▸ **EXTRACTED TEXT**
========================================================================
Former U.N. Climate Chief Fired by Research Institute

Published August 26, 2015

Life continues to get tougher for the former head of the United Nations’ Intergovernmental Panel on Climate Change (IPCC), Rajendra Pachauri.

Pachauri was removed from his job as director-general of India’s premier energy think tank, The Energy and Resources Institute (TERI), which he had led for 34 years.

Although TERI is not a household name in the United States, the organization is “very big in India,” says Myron Ebell, director of the Center for Energy and Environment at the Competitive Enterprise Institute.

Downfall after Nobel

Pachauri’s pinnacle of achievement came in 2007 when the IPCC was awarded the Nobel Peace Prize and Pachauri gave the acceptance speech on behalf of the organization.

Just three years later, Pachauri’s star began to fall when it was found the IPCC made unsupported claims in 2007 that Himalayan glaciers were melting rapidly and could disappear entirely by 2035. The Indian government investigated the IPCC’s glacier claim, commissioning a paper by the former deputy director-general of the Geological Survey of India, Vijay Kumar Raina.

Although some glaciers in the Himalayas were retreating, Raina found it was “nothing out of the ordinary” and that there was “[n]othing to suggest as some have said that they will disappear.”

Rather than admitting the IPCC’s error, Pachauri took the challenge to the IPCC’s findings as a personal attack.

“They can’t attack the science so they attack the chairman,” said Pachauri to The Guardian. “But they won’t sink me. I am the unsinkable Molly Brown. In fact, I will float much higher.”

Pachauri’s reign at the IPCC came to an ignoble end in early 2015, when he was forced to resign amid allegations he had stalked a 29-year-old female research analyst at TERI. She filed a police complaint accusing Pachauri of assault and criminal intimidation.
========================================================================
▸ **INFORMATION SHOWN**
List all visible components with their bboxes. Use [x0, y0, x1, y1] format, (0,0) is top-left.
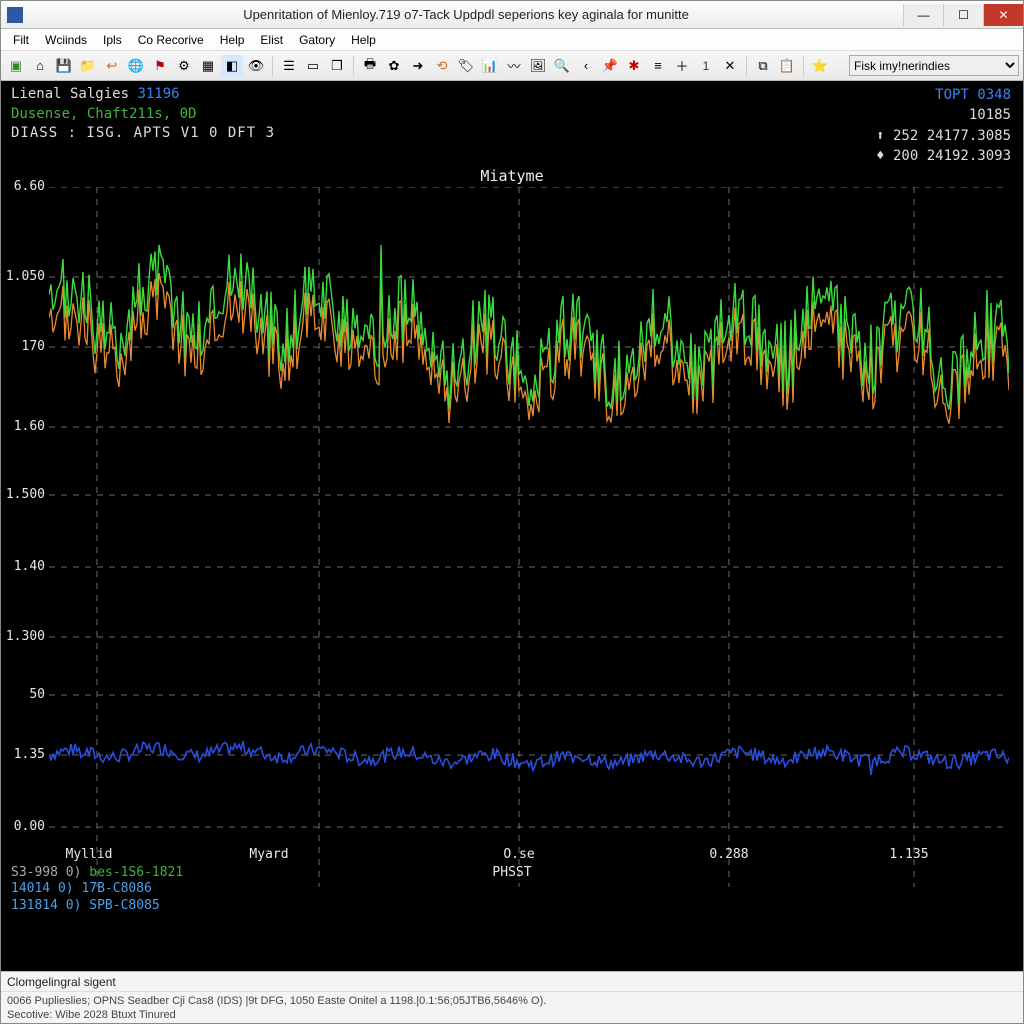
- btm-3: 131814 0) SPB-C8085: [11, 898, 183, 914]
- flag-icon[interactable]: ⚑: [149, 55, 171, 77]
- hr-line1: TOPT 0348: [876, 85, 1011, 105]
- back-icon[interactable]: ↩: [101, 55, 123, 77]
- hl-line2: Dusense, Chaft211s, 0D: [11, 105, 275, 125]
- menu-corecorive[interactable]: Co Recorive: [132, 31, 210, 49]
- save-icon[interactable]: 💾: [53, 55, 75, 77]
- x-tick-label: O.se: [503, 847, 534, 862]
- undo-icon[interactable]: ⟲: [431, 55, 453, 77]
- grid-icon[interactable]: ▦: [197, 55, 219, 77]
- statusbar-1: Clomgelingral sigent: [1, 971, 1023, 991]
- hr-line2: 10185: [876, 105, 1011, 125]
- y-tick-label: 1.40: [3, 559, 45, 574]
- window-title: Upenritation of Mienloy.719 o7-Tack Updp…: [29, 7, 903, 22]
- add-icon[interactable]: ＋: [671, 55, 693, 77]
- app-window: Upenritation of Mienloy.719 o7-Tack Updp…: [0, 0, 1024, 1024]
- bottom-readout: S3-998 0) bes-1S6-1821 14014 0) 17B-C808…: [11, 865, 183, 914]
- chart-title: Miatyme: [1, 167, 1023, 185]
- home-icon[interactable]: ⌂: [29, 55, 51, 77]
- pin-icon[interactable]: 📌: [599, 55, 621, 77]
- toolbar-sep: [272, 56, 273, 76]
- toolbar-sep: [803, 56, 804, 76]
- tag-icon[interactable]: 🏷: [455, 55, 477, 77]
- chart-area: Lienal Salgies 31196 Dusense, Chaft211s,…: [1, 81, 1023, 971]
- status1-text: Clomgelingral sigent: [7, 975, 116, 989]
- y-tick-label: 6.60: [3, 179, 45, 194]
- gear-icon[interactable]: ⚙: [173, 55, 195, 77]
- y-tick-label: 0.00: [3, 819, 45, 834]
- menu-ipls[interactable]: Ipls: [97, 31, 128, 49]
- hr-line4: ♦ 200 24192.3093: [876, 146, 1011, 166]
- menu-gatory[interactable]: Gatory: [293, 31, 341, 49]
- signal-plot: [49, 187, 1009, 887]
- x-tick-label: 0.288: [709, 847, 748, 862]
- forward-icon[interactable]: ➜: [407, 55, 429, 77]
- statusbar-2: 0066 Puplieslies; OPNS Seadber Cji Cas8 …: [1, 991, 1023, 1023]
- toolbar: ▣ ⌂ 💾 📁 ↩ 🌐 ⚑ ⚙ ▦ ◧ 👁 ☰ ▭ ❐ 🖶 ✿ ➜ ⟲ 🏷 📊 …: [1, 51, 1023, 81]
- image-icon[interactable]: 🖼: [527, 55, 549, 77]
- toolbar-combo[interactable]: Fisk imy!nerindies: [849, 55, 1019, 76]
- toolbar-sep: [353, 56, 354, 76]
- chart-icon[interactable]: 📊: [479, 55, 501, 77]
- target-icon[interactable]: ✱: [623, 55, 645, 77]
- print-icon[interactable]: 🖶: [359, 55, 381, 77]
- layers-icon[interactable]: ❐: [326, 55, 348, 77]
- settings-icon[interactable]: ✿: [383, 55, 405, 77]
- y-tick-label: 1.050: [3, 269, 45, 284]
- btm-1a: S3-998 0): [11, 865, 81, 880]
- tool-icon[interactable]: ▣: [5, 55, 27, 77]
- delete-icon[interactable]: ✕: [719, 55, 741, 77]
- x-tick-label: 1.135: [889, 847, 928, 862]
- btm-2: 14014 0) 17B-C8086: [11, 881, 183, 897]
- y-tick-label: 50: [3, 687, 45, 702]
- menu-wciinds[interactable]: Wciinds: [39, 31, 93, 49]
- tool-number: 1: [695, 59, 717, 73]
- menu-filt[interactable]: Filt: [7, 31, 35, 49]
- paste-icon[interactable]: 📋: [776, 55, 798, 77]
- status2-line1: 0066 Puplieslies; OPNS Seadber Cji Cas8 …: [7, 994, 1017, 1008]
- y-tick-label: 170: [3, 339, 45, 354]
- prev-icon[interactable]: ‹: [575, 55, 597, 77]
- maximize-button[interactable]: ☐: [943, 4, 983, 26]
- hr-line3: ⬆ 252 24177.3085: [876, 126, 1011, 146]
- copy-icon[interactable]: ⧉: [752, 55, 774, 77]
- header-left: Lienal Salgies 31196 Dusense, Chaft211s,…: [11, 85, 275, 144]
- window-icon[interactable]: ▭: [302, 55, 324, 77]
- y-tick-label: 1.500: [3, 487, 45, 502]
- menu-help[interactable]: Help: [214, 31, 251, 49]
- list-icon[interactable]: ☰: [278, 55, 300, 77]
- zoom-icon[interactable]: 🔍: [551, 55, 573, 77]
- wave-icon[interactable]: 〰: [503, 55, 525, 77]
- hl-line1b: 31196: [137, 86, 179, 102]
- y-tick-label: 1.35: [3, 747, 45, 762]
- toolbar-sep: [746, 56, 747, 76]
- menubar: Filt Wciinds Ipls Co Recorive Help Elist…: [1, 29, 1023, 51]
- close-button[interactable]: ✕: [983, 4, 1023, 26]
- y-tick-label: 1.60: [3, 419, 45, 434]
- minimize-button[interactable]: —: [903, 4, 943, 26]
- globe-icon[interactable]: 🌐: [125, 55, 147, 77]
- menu-elist[interactable]: Elist: [254, 31, 289, 49]
- status2-line2: Secotive: Wibe 2028 Btuxt Tinured: [7, 1008, 1017, 1022]
- btm-1b: bes-1S6-1821: [89, 865, 183, 880]
- menu-help2[interactable]: Help: [345, 31, 382, 49]
- hl-line1a: Lienal Salgies: [11, 86, 129, 102]
- header-right: TOPT 0348 10185 ⬆ 252 24177.3085 ♦ 200 2…: [876, 85, 1011, 166]
- hl-line3: DIASS : ISG. APTS V1 0 DFT 3: [11, 124, 275, 144]
- panel-icon[interactable]: ◧: [221, 55, 243, 77]
- app-icon: [7, 7, 23, 23]
- x-tick-label: Myard: [249, 847, 288, 862]
- titlebar[interactable]: Upenritation of Mienloy.719 o7-Tack Updp…: [1, 1, 1023, 29]
- y-tick-label: 1.300: [3, 629, 45, 644]
- help-icon[interactable]: ⭐: [809, 55, 831, 77]
- x-tick-label: Myllid: [66, 847, 113, 862]
- folder-icon[interactable]: 📁: [77, 55, 99, 77]
- eye-icon[interactable]: 👁: [245, 55, 267, 77]
- listview-icon[interactable]: ≡: [647, 55, 669, 77]
- x-axis-title: PHSST: [492, 865, 531, 880]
========================================================================
▸ **TASKS TO CARRY OUT**
A: Swap "IPCC" for "climate panel" in the part of the climate chief article that opens with the words containing "Former U.N. Climate" and closes with "(IPCC), Rajendra Pachauri.", then write out that part.
B: According to the climate chief article, how many years had Pachauri led The Energy and Resources Institute?

▸ **TASK-BY-TASK RESULTS**
A:
Former U.N. Climate Chief Fired by Research Institute

Published August 26, 2015

Life continues to get tougher for the former head of the United Nations’ Intergovernmental Panel on Climate Change (climate panel), Rajendra Pachauri.

B: 34 years.